Excerpts from a figure dataset:
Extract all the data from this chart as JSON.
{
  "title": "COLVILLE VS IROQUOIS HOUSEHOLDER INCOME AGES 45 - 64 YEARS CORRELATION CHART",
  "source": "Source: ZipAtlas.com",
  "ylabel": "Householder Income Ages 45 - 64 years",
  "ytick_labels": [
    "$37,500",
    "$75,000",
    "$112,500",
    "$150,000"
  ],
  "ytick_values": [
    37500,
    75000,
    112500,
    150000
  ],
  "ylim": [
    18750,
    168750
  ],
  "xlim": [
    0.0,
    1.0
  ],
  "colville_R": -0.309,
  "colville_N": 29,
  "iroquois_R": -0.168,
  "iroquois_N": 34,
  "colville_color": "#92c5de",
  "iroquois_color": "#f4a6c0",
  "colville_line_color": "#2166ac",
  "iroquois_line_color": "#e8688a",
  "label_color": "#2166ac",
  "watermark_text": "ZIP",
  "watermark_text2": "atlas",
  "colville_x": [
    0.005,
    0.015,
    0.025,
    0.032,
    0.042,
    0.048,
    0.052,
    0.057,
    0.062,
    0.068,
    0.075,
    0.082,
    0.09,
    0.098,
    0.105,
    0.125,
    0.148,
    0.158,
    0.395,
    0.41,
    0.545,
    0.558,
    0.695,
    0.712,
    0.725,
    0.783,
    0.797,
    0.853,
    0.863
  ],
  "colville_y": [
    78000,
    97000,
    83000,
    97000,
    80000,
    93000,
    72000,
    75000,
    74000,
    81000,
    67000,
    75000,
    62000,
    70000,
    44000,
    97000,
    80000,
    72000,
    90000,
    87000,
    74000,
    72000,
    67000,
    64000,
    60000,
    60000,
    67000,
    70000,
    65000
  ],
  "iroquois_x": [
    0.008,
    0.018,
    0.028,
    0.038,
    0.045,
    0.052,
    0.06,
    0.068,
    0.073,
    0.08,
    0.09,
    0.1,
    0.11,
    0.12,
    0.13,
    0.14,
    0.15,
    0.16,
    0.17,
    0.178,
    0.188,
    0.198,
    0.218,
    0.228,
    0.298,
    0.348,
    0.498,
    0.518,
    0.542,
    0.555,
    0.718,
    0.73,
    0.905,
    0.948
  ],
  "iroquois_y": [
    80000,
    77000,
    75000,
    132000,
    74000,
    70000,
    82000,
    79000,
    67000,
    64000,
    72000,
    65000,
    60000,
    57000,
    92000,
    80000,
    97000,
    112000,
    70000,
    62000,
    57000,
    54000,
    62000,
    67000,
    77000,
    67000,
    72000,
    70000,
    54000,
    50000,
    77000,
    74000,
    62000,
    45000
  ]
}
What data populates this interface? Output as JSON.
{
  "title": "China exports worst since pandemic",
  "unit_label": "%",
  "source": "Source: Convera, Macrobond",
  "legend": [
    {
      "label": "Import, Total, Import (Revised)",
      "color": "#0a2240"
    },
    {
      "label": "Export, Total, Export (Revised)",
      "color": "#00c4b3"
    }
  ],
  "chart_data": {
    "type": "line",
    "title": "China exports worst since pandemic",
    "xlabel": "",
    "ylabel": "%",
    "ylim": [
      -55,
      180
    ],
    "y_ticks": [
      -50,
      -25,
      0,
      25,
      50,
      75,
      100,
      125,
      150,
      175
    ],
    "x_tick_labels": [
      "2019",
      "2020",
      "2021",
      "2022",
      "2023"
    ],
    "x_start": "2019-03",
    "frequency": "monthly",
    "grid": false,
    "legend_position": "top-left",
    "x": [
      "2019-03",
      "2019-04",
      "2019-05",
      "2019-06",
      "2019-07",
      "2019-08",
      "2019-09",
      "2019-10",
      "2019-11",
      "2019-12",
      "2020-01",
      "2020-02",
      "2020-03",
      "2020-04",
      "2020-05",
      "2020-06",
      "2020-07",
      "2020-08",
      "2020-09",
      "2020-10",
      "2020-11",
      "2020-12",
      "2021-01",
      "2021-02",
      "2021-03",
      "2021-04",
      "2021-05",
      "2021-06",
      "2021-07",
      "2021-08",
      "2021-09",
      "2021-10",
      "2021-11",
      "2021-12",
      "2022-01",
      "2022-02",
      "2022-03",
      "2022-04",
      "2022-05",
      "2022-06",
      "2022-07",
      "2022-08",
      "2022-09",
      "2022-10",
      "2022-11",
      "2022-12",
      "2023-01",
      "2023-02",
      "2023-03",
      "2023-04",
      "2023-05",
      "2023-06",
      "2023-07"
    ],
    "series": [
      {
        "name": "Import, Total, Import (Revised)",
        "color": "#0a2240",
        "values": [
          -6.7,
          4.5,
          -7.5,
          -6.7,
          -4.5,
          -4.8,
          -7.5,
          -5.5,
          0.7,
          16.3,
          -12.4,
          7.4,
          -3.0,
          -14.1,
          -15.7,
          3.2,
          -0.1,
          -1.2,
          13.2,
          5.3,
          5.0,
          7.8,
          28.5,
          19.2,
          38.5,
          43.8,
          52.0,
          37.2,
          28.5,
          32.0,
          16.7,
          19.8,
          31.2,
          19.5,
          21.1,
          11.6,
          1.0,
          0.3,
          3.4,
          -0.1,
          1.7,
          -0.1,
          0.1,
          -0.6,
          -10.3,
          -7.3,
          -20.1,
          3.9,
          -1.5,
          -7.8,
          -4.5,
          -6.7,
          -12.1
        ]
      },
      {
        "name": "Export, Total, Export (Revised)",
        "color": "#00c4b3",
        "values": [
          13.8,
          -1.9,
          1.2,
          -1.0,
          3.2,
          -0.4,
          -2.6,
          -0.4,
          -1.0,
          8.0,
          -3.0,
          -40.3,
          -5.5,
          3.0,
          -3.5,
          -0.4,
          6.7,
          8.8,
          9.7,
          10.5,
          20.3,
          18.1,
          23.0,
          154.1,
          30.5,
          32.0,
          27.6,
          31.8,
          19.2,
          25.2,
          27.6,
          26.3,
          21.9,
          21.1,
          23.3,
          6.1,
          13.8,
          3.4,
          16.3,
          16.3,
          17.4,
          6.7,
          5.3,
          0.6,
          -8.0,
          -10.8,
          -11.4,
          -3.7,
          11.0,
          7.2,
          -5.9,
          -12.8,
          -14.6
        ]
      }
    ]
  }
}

What the exercise asks:
In the listing, how many lines hold "China"? Answer with a bare number.

Response to this exercise:
2